PROBLEM STATEMENT → Set down the material once more, exactly as it appears.

(Dataset excerpts)
━━━━━━━━━━

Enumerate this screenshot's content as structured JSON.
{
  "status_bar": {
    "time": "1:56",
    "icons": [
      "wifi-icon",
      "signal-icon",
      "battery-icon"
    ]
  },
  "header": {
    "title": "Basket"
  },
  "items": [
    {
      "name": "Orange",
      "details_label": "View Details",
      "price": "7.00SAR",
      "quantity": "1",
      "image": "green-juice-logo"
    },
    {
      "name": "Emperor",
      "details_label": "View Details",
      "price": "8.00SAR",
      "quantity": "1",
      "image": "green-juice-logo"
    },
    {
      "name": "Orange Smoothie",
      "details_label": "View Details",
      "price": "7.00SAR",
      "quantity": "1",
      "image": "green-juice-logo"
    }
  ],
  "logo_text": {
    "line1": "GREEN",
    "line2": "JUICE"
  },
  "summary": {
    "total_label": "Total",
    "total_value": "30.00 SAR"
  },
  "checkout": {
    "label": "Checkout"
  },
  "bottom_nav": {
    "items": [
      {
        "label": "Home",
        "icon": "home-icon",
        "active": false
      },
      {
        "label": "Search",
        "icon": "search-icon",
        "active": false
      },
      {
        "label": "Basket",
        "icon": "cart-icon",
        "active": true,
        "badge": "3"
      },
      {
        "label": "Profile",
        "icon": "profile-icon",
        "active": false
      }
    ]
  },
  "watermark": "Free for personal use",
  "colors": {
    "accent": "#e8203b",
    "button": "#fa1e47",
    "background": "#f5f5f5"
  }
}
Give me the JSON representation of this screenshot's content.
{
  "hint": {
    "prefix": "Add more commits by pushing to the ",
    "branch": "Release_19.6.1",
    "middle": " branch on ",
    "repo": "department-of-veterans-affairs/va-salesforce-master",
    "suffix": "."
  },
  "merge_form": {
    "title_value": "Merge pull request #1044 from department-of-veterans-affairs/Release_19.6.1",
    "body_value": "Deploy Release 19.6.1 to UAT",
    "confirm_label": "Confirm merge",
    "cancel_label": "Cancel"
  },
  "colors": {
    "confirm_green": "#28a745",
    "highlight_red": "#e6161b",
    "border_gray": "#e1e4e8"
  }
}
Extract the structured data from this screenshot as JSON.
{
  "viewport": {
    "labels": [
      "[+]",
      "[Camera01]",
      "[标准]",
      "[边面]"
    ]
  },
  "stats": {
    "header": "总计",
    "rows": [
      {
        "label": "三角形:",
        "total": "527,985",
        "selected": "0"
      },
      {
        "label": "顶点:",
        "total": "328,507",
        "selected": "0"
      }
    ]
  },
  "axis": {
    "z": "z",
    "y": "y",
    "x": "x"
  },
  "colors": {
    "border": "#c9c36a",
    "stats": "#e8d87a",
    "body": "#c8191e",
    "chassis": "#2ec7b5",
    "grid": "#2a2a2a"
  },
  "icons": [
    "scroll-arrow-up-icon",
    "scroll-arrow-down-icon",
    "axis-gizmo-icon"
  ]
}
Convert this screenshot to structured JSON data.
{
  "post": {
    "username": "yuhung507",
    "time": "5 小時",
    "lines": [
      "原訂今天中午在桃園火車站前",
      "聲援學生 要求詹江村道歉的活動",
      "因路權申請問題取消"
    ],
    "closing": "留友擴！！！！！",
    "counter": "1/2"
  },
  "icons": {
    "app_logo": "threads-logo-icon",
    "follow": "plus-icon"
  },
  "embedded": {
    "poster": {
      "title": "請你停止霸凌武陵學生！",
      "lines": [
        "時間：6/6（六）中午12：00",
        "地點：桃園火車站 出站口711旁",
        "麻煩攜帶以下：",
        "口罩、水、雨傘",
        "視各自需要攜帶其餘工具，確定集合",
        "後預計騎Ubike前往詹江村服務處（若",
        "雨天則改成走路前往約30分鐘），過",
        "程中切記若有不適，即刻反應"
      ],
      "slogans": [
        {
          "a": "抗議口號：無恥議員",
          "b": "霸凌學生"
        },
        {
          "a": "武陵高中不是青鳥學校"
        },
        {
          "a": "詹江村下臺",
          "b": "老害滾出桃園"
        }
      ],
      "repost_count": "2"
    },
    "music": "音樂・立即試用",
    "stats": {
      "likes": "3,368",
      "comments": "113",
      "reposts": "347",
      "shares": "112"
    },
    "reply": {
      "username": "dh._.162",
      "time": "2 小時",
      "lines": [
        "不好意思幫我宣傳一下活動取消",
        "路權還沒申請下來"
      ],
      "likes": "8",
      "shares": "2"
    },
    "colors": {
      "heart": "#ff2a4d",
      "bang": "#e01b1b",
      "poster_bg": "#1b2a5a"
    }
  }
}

━━━━━━━━━━

THE SOLUTION →
Enumerate this screenshot's content as structured JSON.
{
  "status_bar": {
    "time": "1:56",
    "icons": [
      "wifi-icon",
      "signal-icon",
      "battery-icon"
    ]
  },
  "header": {
    "title": "Basket"
  },
  "items": [
    {
      "name": "Orange",
      "details_label": "View Details",
      "price": "7.00SAR",
      "quantity": "1",
      "image": "green-juice-logo"
    },
    {
      "name": "Emperor",
      "details_label": "View Details",
      "price": "8.00SAR",
      "quantity": "1",
      "image": "green-juice-logo"
    },
    {
      "name": "Orange Smoothie",
      "details_label": "View Details",
      "price": "7.00SAR",
      "quantity": "1",
      "image": "green-juice-logo"
    }
  ],
  "logo_text": {
    "line1": "GREEN",
    "line2": "JUICE"
  },
  "summary": {
    "total_label": "Total",
    "total_value": "30.00 SAR"
  },
  "checkout": {
    "label": "Checkout"
  },
  "bottom_nav": {
    "items": [
      {
        "label": "Home",
        "icon": "home-icon",
        "active": false
      },
      {
        "label": "Search",
        "icon": "search-icon",
        "active": false
      },
      {
        "label": "Basket",
        "icon": "cart-icon",
        "active": true,
        "badge": "3"
      },
      {
        "label": "Profile",
        "icon": "profile-icon",
        "active": false
      }
    ]
  },
  "watermark": "Free for personal use",
  "colors": {
    "accent": "#e8203b",
    "button": "#fa1e47",
    "background": "#f5f5f5"
  }
}
Give me the JSON representation of this screenshot's content.
{
  "hint": {
    "prefix": "Add more commits by pushing to the ",
    "branch": "Release_19.6.1",
    "middle": " branch on ",
    "repo": "department-of-veterans-affairs/va-salesforce-master",
    "suffix": "."
  },
  "merge_form": {
    "title_value": "Merge pull request #1044 from department-of-veterans-affairs/Release_19.6.1",
    "body_value": "Deploy Release 19.6.1 to UAT",
    "confirm_label": "Confirm merge",
    "cancel_label": "Cancel"
  },
  "colors": {
    "confirm_green": "#28a745",
    "highlight_red": "#e6161b",
    "border_gray": "#e1e4e8"
  }
}
Extract the structured data from this screenshot as JSON.
{
  "viewport": {
    "labels": [
      "[+]",
      "[Camera01]",
      "[标准]",
      "[边面]"
    ]
  },
  "stats": {
    "header": "总计",
    "rows": [
      {
        "label": "三角形:",
        "total": "527,985",
        "selected": "0"
      },
      {
        "label": "顶点:",
        "total": "328,507",
        "selected": "0"
      }
    ]
  },
  "axis": {
    "z": "z",
    "y": "y",
    "x": "x"
  },
  "colors": {
    "border": "#c9c36a",
    "stats": "#e8d87a",
    "body": "#c8191e",
    "chassis": "#2ec7b5",
    "grid": "#2a2a2a"
  },
  "icons": [
    "scroll-arrow-up-icon",
    "scroll-arrow-down-icon",
    "axis-gizmo-icon"
  ]
}
Convert this screenshot to structured JSON data.
{
  "post": {
    "username": "yuhung507",
    "time": "5 小時",
    "lines": [
      "原訂今天中午在桃園火車站前",
      "聲援學生 要求詹江村道歉的活動",
      "因路權申請問題取消"
    ],
    "closing": "留友擴！！！！！",
    "counter": "1/2"
  },
  "icons": {
    "app_logo": "threads-logo-icon",
    "follow": "plus-icon"
  },
  "embedded": {
    "poster": {
      "title": "請你停止霸凌武陵學生！",
      "lines": [
        "時間：6/6（六）中午12：00",
        "地點：桃園火車站 出站口711旁",
        "麻煩攜帶以下：",
        "口罩、水、雨傘",
        "視各自需要攜帶其餘工具，確定集合",
        "後預計騎Ubike前往詹江村服務處（若",
        "雨天則改成走路前往約30分鐘），過",
        "程中切記若有不適，即刻反應"
      ],
      "slogans": [
        {
          "a": "抗議口號：無恥議員",
          "b": "霸凌學生"
        },
        {
          "a": "武陵高中不是青鳥學校"
        },
        {
          "a": "詹江村下臺",
          "b": "老害滾出桃園"
        }
      ],
      "repost_count": "2"
    },
    "music": "音樂・立即試用",
    "stats": {
      "likes": "3,368",
      "comments": "113",
      "reposts": "347",
      "shares": "112"
    },
    "reply": {
      "username": "dh._.162",
      "time": "2 小時",
      "lines": [
        "不好意思幫我宣傳一下活動取消",
        "路權還沒申請下來"
      ],
      "likes": "8",
      "shares": "2"
    },
    "colors": {
      "heart": "#ff2a4d",
      "bang": "#e01b1b",
      "poster_bg": "#1b2a5a"
    }
  }
}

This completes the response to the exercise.